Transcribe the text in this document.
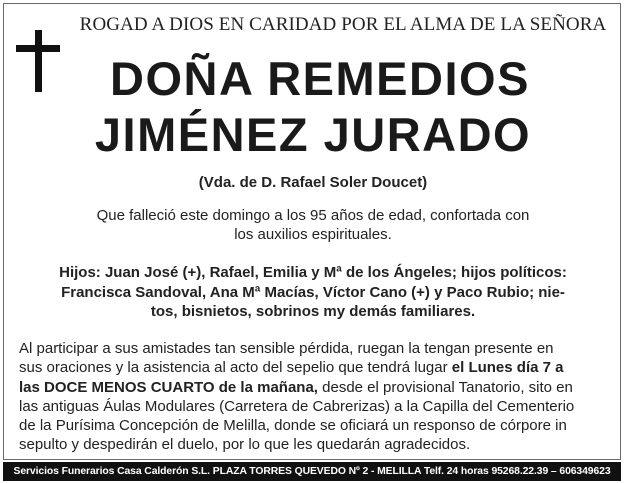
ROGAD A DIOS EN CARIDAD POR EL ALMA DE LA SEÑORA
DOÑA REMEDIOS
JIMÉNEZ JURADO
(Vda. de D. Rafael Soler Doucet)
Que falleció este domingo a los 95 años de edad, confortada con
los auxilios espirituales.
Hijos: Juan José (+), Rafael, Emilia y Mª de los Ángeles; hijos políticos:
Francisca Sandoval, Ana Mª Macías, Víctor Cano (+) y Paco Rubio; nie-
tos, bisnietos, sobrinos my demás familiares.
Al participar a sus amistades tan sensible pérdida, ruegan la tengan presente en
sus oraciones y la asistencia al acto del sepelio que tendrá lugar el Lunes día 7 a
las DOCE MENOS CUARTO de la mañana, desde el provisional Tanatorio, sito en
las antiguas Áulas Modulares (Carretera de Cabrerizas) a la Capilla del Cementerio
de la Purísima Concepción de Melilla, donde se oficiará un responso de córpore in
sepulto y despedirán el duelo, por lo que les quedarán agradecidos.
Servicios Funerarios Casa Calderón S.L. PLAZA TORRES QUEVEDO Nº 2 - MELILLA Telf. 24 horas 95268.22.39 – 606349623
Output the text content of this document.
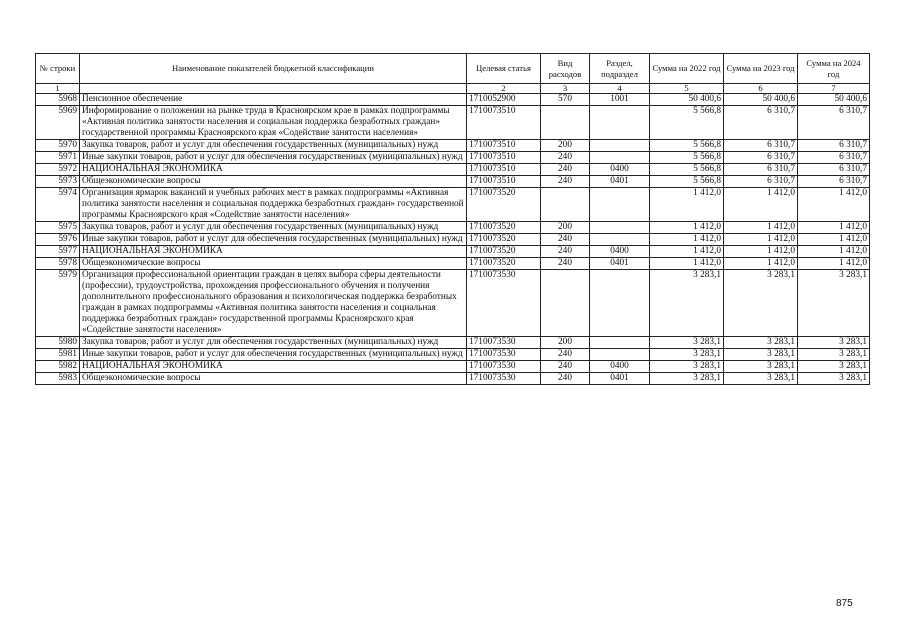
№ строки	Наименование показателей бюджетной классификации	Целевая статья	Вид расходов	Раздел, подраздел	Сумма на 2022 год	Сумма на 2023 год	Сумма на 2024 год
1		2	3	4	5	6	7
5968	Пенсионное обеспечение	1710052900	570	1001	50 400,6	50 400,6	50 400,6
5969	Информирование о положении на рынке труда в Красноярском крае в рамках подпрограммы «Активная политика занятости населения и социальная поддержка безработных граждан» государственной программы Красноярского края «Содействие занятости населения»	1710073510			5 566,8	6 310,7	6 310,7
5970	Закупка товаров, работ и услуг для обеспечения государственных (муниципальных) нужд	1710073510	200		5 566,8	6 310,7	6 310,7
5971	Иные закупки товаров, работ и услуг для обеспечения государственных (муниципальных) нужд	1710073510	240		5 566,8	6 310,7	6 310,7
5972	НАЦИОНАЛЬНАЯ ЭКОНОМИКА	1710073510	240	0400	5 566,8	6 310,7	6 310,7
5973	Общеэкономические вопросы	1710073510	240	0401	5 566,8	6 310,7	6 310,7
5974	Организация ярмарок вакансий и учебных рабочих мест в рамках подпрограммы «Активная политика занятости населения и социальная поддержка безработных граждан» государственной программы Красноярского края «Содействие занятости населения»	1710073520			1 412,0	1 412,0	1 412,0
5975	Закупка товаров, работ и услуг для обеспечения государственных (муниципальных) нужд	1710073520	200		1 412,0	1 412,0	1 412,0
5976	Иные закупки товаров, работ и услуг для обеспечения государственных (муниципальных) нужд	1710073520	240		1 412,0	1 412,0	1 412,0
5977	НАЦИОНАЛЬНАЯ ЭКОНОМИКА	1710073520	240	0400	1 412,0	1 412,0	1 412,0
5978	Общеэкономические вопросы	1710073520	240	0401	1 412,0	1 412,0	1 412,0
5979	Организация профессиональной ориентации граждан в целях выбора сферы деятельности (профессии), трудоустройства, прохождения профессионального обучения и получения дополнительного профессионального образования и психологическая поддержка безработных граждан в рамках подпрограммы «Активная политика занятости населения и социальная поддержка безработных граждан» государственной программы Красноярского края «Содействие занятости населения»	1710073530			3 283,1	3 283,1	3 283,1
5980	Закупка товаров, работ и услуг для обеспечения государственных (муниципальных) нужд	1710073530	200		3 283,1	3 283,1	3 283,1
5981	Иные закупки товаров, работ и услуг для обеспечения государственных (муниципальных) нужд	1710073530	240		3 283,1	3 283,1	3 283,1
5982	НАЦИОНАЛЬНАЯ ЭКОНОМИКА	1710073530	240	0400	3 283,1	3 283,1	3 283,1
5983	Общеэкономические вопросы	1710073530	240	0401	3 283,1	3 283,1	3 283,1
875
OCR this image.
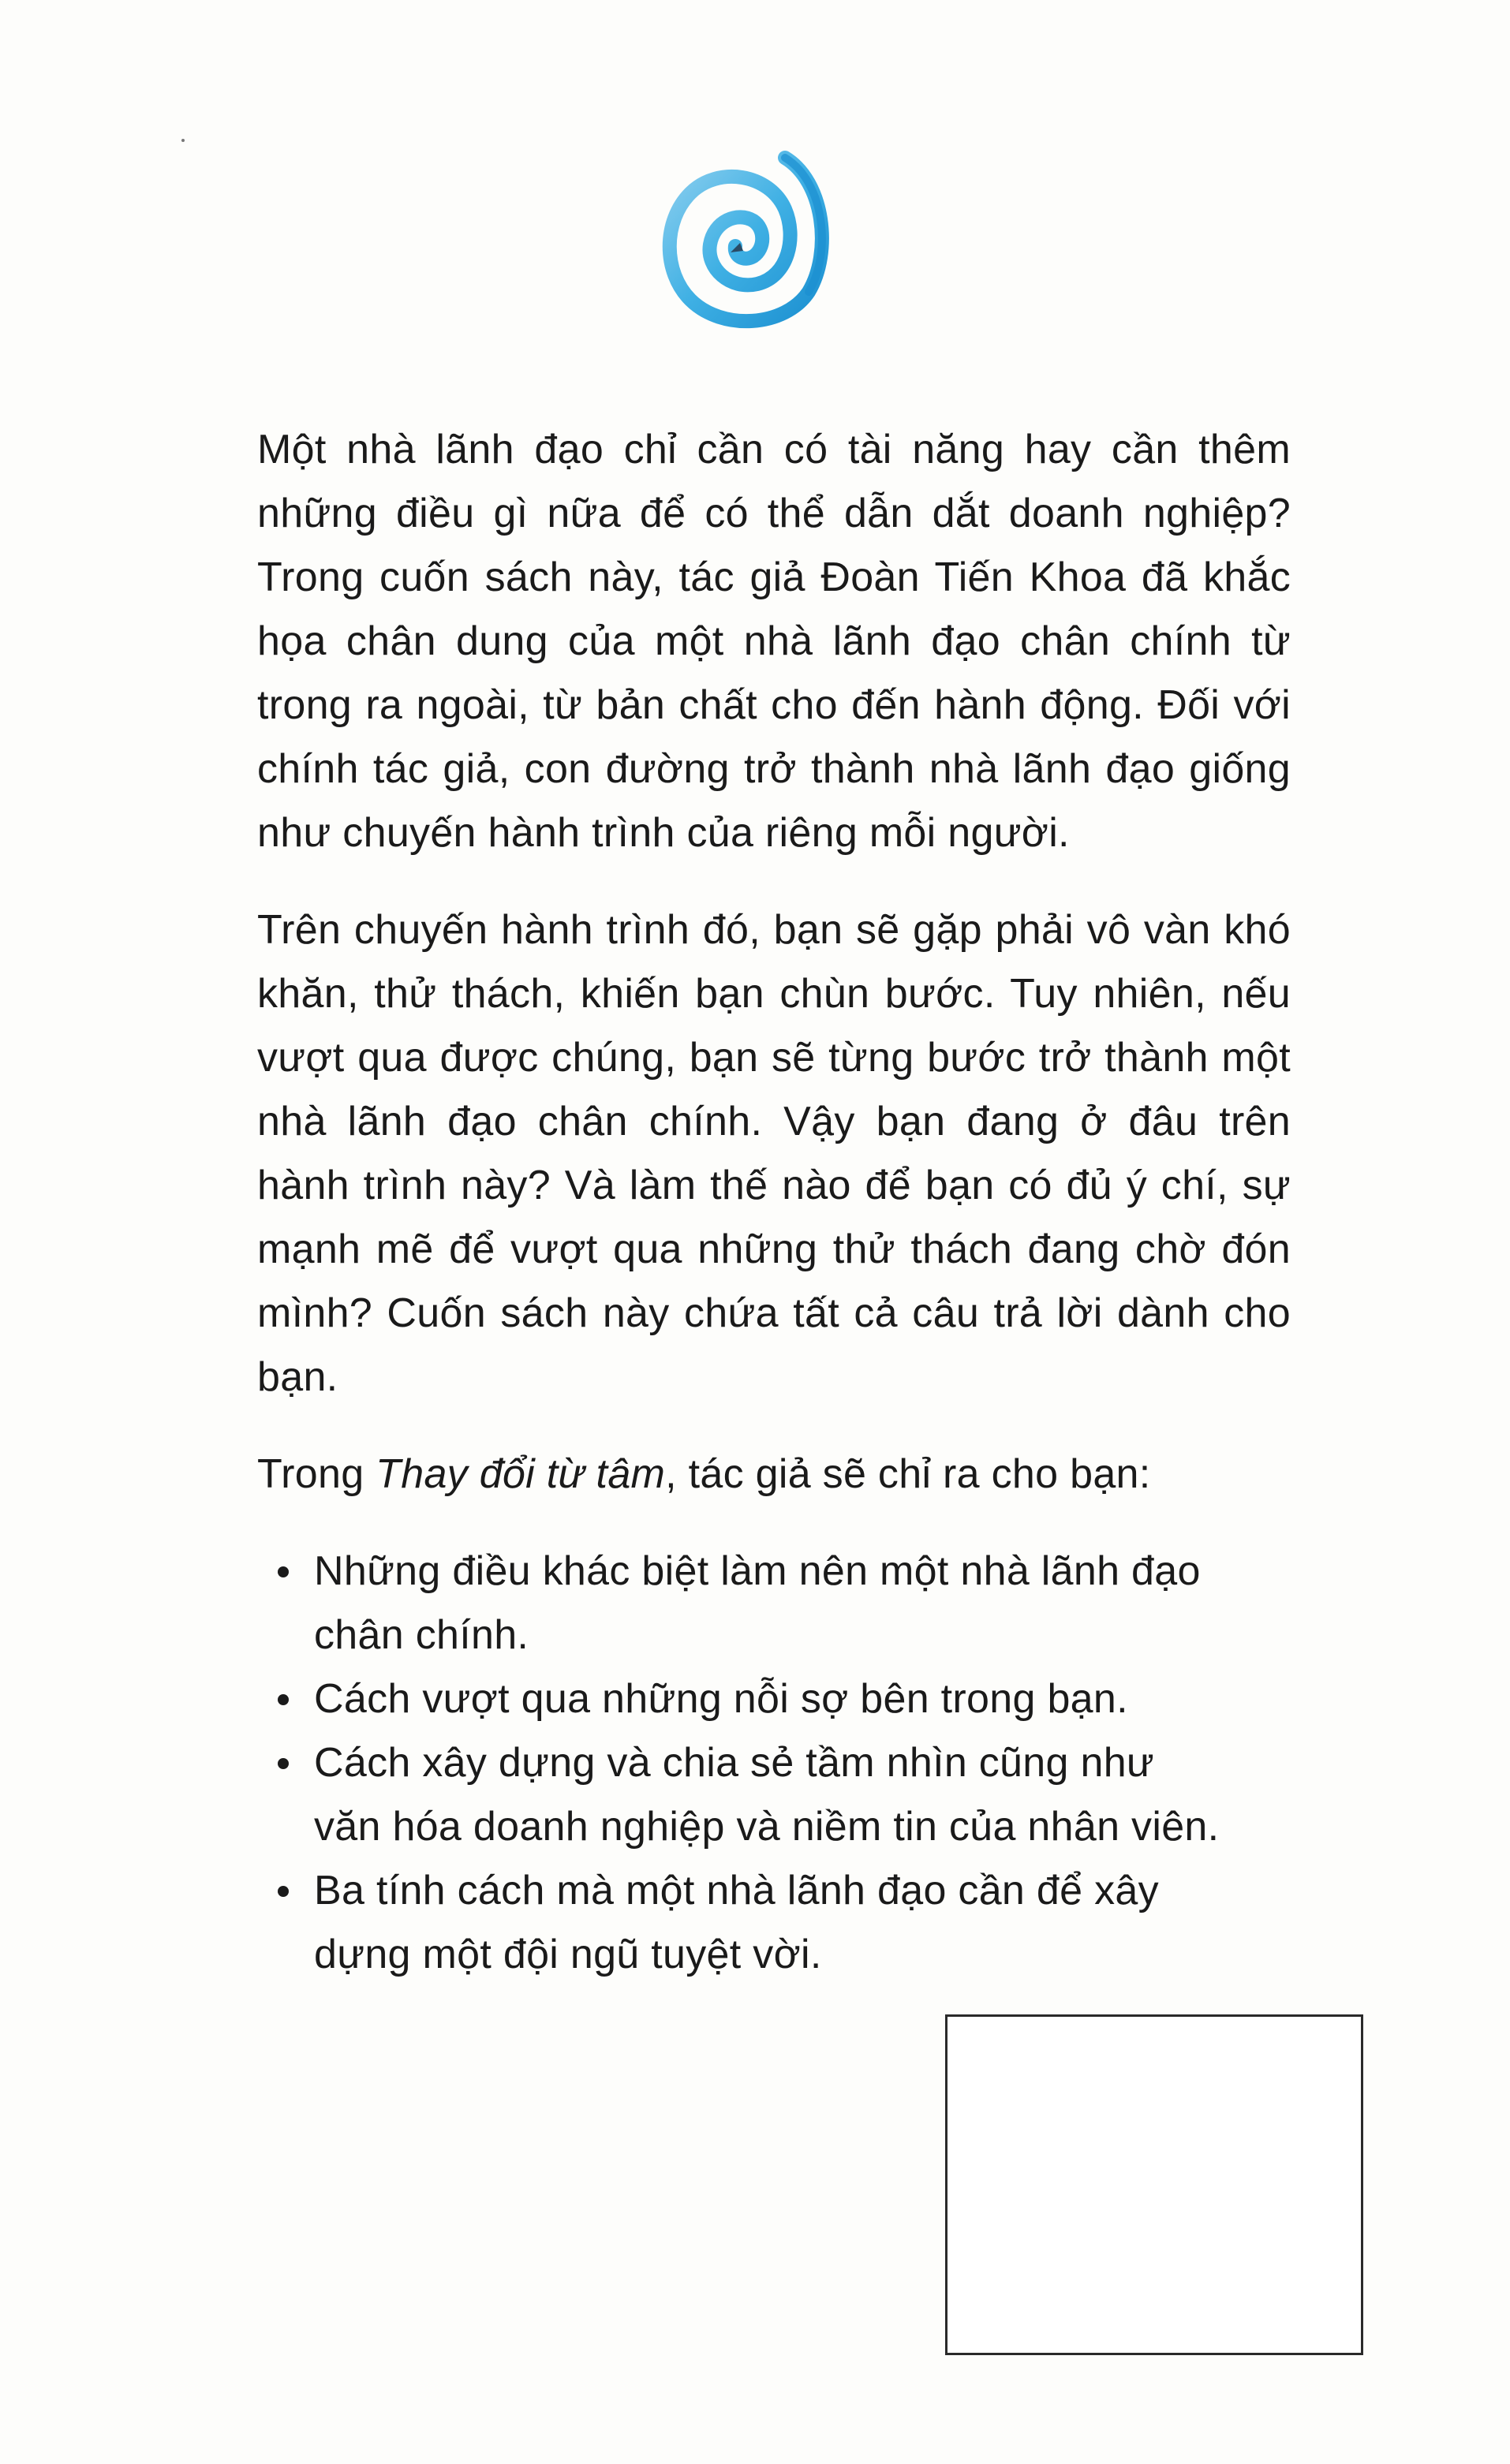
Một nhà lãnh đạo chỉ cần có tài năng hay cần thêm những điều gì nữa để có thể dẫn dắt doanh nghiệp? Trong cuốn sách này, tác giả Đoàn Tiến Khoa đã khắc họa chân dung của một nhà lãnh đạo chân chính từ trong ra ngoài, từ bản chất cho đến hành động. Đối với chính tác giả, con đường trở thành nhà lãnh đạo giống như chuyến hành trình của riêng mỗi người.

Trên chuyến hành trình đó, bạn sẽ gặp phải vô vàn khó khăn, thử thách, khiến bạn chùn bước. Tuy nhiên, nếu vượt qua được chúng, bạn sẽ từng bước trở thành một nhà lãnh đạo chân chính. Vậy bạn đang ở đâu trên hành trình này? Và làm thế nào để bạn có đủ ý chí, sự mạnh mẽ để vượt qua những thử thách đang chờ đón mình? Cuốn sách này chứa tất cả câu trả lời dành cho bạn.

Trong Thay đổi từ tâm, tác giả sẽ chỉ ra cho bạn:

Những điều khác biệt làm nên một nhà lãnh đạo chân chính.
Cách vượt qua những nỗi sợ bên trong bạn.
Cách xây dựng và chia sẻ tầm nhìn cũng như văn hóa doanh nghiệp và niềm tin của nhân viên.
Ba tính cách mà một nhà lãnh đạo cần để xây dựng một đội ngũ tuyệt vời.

### REQUIREMENTS
Without the pictures, restate all of the entries above verbatim.

### WRITTEN SOLUTION
Transcribe the text in this document.
ROGAD A DIOS EN CARIDAD POR EL ALMA DE LA SEÑORA
DOÑA REMEDIOS
JIMÉNEZ JURADO
(Vda. de D. Rafael Soler Doucet)
Que falleció este domingo a los 95 años de edad, confortada con
los auxilios espirituales.
Hijos: Juan José (+), Rafael, Emilia y Mª de los Ángeles; hijos políticos:
Francisca Sandoval, Ana Mª Macías, Víctor Cano (+) y Paco Rubio; nie-
tos, bisnietos, sobrinos my demás familiares.
Al participar a sus amistades tan sensible pérdida, ruegan la tengan presente en
sus oraciones y la asistencia al acto del sepelio que tendrá lugar el Lunes día 7 a
las DOCE MENOS CUARTO de la mañana, desde el provisional Tanatorio, sito en
las antiguas Áulas Modulares (Carretera de Cabrerizas) a la Capilla del Cementerio
de la Purísima Concepción de Melilla, donde se oficiará un responso de córpore in
sepulto y despedirán el duelo, por lo que les quedarán agradecidos.
Servicios Funerarios Casa Calderón S.L. PLAZA TORRES QUEVEDO Nº 2 - MELILLA Telf. 24 horas 95268.22.39 – 606349623
Output the text content of this document.
№ строки	Наименование показателей бюджетной классификации	Целевая статья	Вид расходов	Раздел, подраздел	Сумма на 2022 год	Сумма на 2023 год	Сумма на 2024 год
1		2	3	4	5	6	7
5968	Пенсионное обеспечение	1710052900	570	1001	50 400,6	50 400,6	50 400,6
5969	Информирование о положении на рынке труда в Красноярском крае в рамках подпрограммы «Активная политика занятости населения и социальная поддержка безработных граждан» государственной программы Красноярского края «Содействие занятости населения»	1710073510			5 566,8	6 310,7	6 310,7
5970	Закупка товаров, работ и услуг для обеспечения государственных (муниципальных) нужд	1710073510	200		5 566,8	6 310,7	6 310,7
5971	Иные закупки товаров, работ и услуг для обеспечения государственных (муниципальных) нужд	1710073510	240		5 566,8	6 310,7	6 310,7
5972	НАЦИОНАЛЬНАЯ ЭКОНОМИКА	1710073510	240	0400	5 566,8	6 310,7	6 310,7
5973	Общеэкономические вопросы	1710073510	240	0401	5 566,8	6 310,7	6 310,7
5974	Организация ярмарок вакансий и учебных рабочих мест в рамках подпрограммы «Активная политика занятости населения и социальная поддержка безработных граждан» государственной программы Красноярского края «Содействие занятости населения»	1710073520			1 412,0	1 412,0	1 412,0
5975	Закупка товаров, работ и услуг для обеспечения государственных (муниципальных) нужд	1710073520	200		1 412,0	1 412,0	1 412,0
5976	Иные закупки товаров, работ и услуг для обеспечения государственных (муниципальных) нужд	1710073520	240		1 412,0	1 412,0	1 412,0
5977	НАЦИОНАЛЬНАЯ ЭКОНОМИКА	1710073520	240	0400	1 412,0	1 412,0	1 412,0
5978	Общеэкономические вопросы	1710073520	240	0401	1 412,0	1 412,0	1 412,0
5979	Организация профессиональной ориентации граждан в целях выбора сферы деятельности (профессии), трудоустройства, прохождения профессионального обучения и получения дополнительного профессионального образования и психологическая поддержка безработных граждан в рамках подпрограммы «Активная политика занятости населения и социальная поддержка безработных граждан» государственной программы Красноярского края «Содействие занятости населения»	1710073530			3 283,1	3 283,1	3 283,1
5980	Закупка товаров, работ и услуг для обеспечения государственных (муниципальных) нужд	1710073530	200		3 283,1	3 283,1	3 283,1
5981	Иные закупки товаров, работ и услуг для обеспечения государственных (муниципальных) нужд	1710073530	240		3 283,1	3 283,1	3 283,1
5982	НАЦИОНАЛЬНАЯ ЭКОНОМИКА	1710073530	240	0400	3 283,1	3 283,1	3 283,1
5983	Общеэкономические вопросы	1710073530	240	0401	3 283,1	3 283,1	3 283,1
875
OCR this image.
Một nhà lãnh đạo chỉ cần có tài năng hay cần thêm những điều gì nữa để có thể dẫn dắt doanh nghiệp? Trong cuốn sách này, tác giả Đoàn Tiến Khoa đã khắc họa chân dung của một nhà lãnh đạo chân chính từ trong ra ngoài, từ bản chất cho đến hành động. Đối với chính tác giả, con đường trở thành nhà lãnh đạo giống như chuyến hành trình của riêng mỗi người.

Trên chuyến hành trình đó, bạn sẽ gặp phải vô vàn khó khăn, thử thách, khiến bạn chùn bước. Tuy nhiên, nếu vượt qua được chúng, bạn sẽ từng bước trở thành một nhà lãnh đạo chân chính. Vậy bạn đang ở đâu trên hành trình này? Và làm thế nào để bạn có đủ ý chí, sự mạnh mẽ để vượt qua những thử thách đang chờ đón mình? Cuốn sách này chứa tất cả câu trả lời dành cho bạn.

Trong Thay đổi từ tâm, tác giả sẽ chỉ ra cho bạn:

Những điều khác biệt làm nên một nhà lãnh đạo chân chính.
Cách vượt qua những nỗi sợ bên trong bạn.
Cách xây dựng và chia sẻ tầm nhìn cũng như văn hóa doanh nghiệp và niềm tin của nhân viên.
Ba tính cách mà một nhà lãnh đạo cần để xây dựng một đội ngũ tuyệt vời.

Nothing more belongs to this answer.